**GIVEN INSTRUCTION:** Wherever the word "الأبواغ" appears in a line, extract that line.
==== EXERCISE INPUTS ====
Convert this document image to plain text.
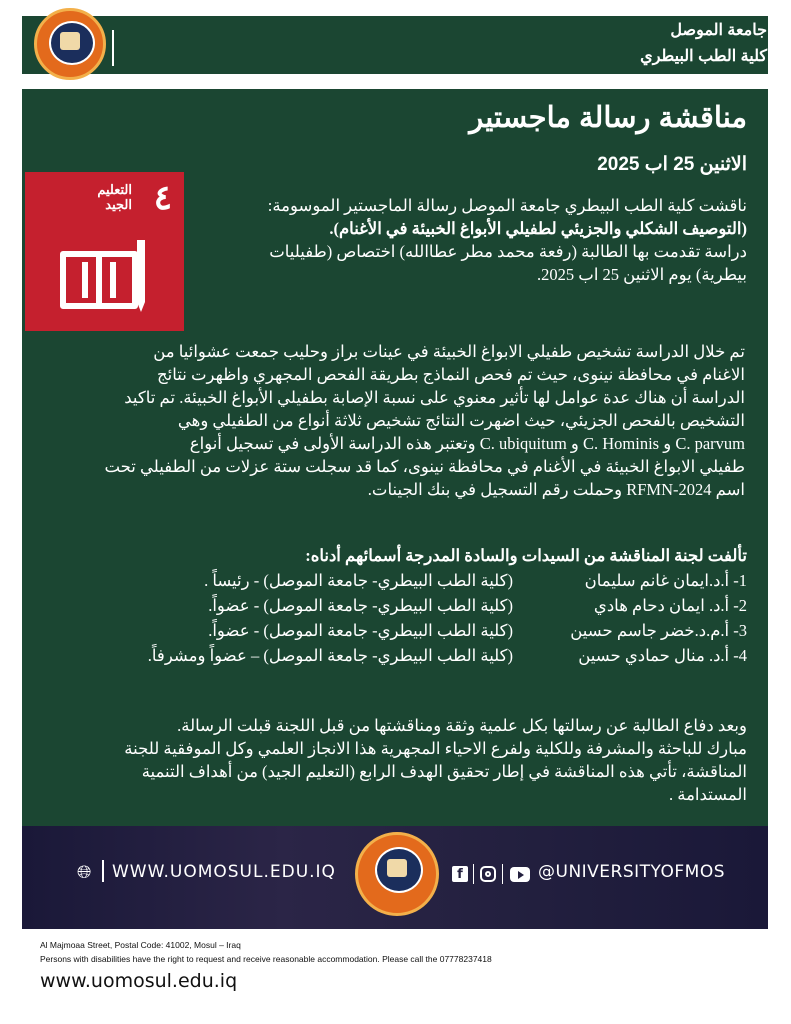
جامعة الموصل
كلية الطب البيطري
مناقشة رسالة ماجستير
الاثنين 25 اب 2025
٤
التعليم
الجيد	ناقشت كلية الطب البيطري جامعة الموصل رسالة الماجستير الموسومة:
(التوصيف الشكلي والجزيئي لطفيلي الأبواغ الخبيئة في الأغنام).
دراسة تقدمت بها الطالبة (رفعة محمد مطر عطاالله) اختصاص (طفيليات
بيطرية) يوم الاثنين 25 اب 2025.
تم خلال الدراسة تشخيص طفيلي الابواغ الخبيئة في عينات براز وحليب جمعت عشوائيا من
الاغنام في محافظة نينوى، حيث تم فحص النماذج بطريقة الفحص المجهري واظهرت نتائج
الدراسة أن هناك عدة عوامل لها تأثير معنوي على نسبة الإصابة بطفيلي الأبواغ الخبيئة. تم تاكيد
التشخيص بالفحص الجزيئي، حيث اضهرت النتائج تشخيص ثلاثة أنواع من الطفيلي وهي
C. parvum و C. Hominis و C. ubiquitum وتعتبر هذه الدراسة الأولى في تسجيل أنواع
طفيلي الابواغ الخبيئة في الأغنام في محافظة نينوى، كما قد سجلت ستة عزلات من الطفيلي تحت
اسم RFMN-2024 وحملت رقم التسجيل في بنك الجينات.
تألفت لجنة المناقشة من السيدات والسادة المدرجة أسمائهم أدناه:
1- أ.د.ايمان غانم سليمان
(كلية الطب البيطري- جامعة الموصل) - رئيساً .
2- أ.د. ايمان دحام هادي
(كلية الطب البيطري- جامعة الموصل) - عضواً.
3- أ.م.د.خضر جاسم حسين
(كلية الطب البيطري- جامعة الموصل) - عضواً.
4- أ.د. منال حمادي حسين
(كلية الطب البيطري- جامعة الموصل) – عضواً ومشرفاً.
وبعد دفاع الطالبة عن رسالتها بكل علمية وثقة ومناقشتها من قبل اللجنة قبلت الرسالة.
مبارك للباحثة والمشرفة وللكلية ولفرع الاحياء المجهرية هذا الانجاز العلمي وكل الموفقية للجنة
المناقشة، تأتي هذه المناقشة في إطار تحقيق الهدف الرابع (التعليم الجيد) من أهداف التنمية
المستدامة .
🌐︎ WWW.UOMOSUL.EDU.IQ	f	@UNIVERSITYOFMOS
Al Majmoaa Street, Postal Code: 41002, Mosul – Iraq
Persons with disabilities have the right to request and receive reasonable accommodation. Please call the 07778237418
www.uomosul.edu.iq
====
**CORRECT OUTPUT:**
(التوصيف الشكلي والجزيئي لطفيلي الأبواغ الخبيئة في الأغنام).
الدراسة أن هناك عدة عوامل لها تأثير معنوي على نسبة الإصابة بطفيلي الأبواغ الخبيئة. تم تاكيد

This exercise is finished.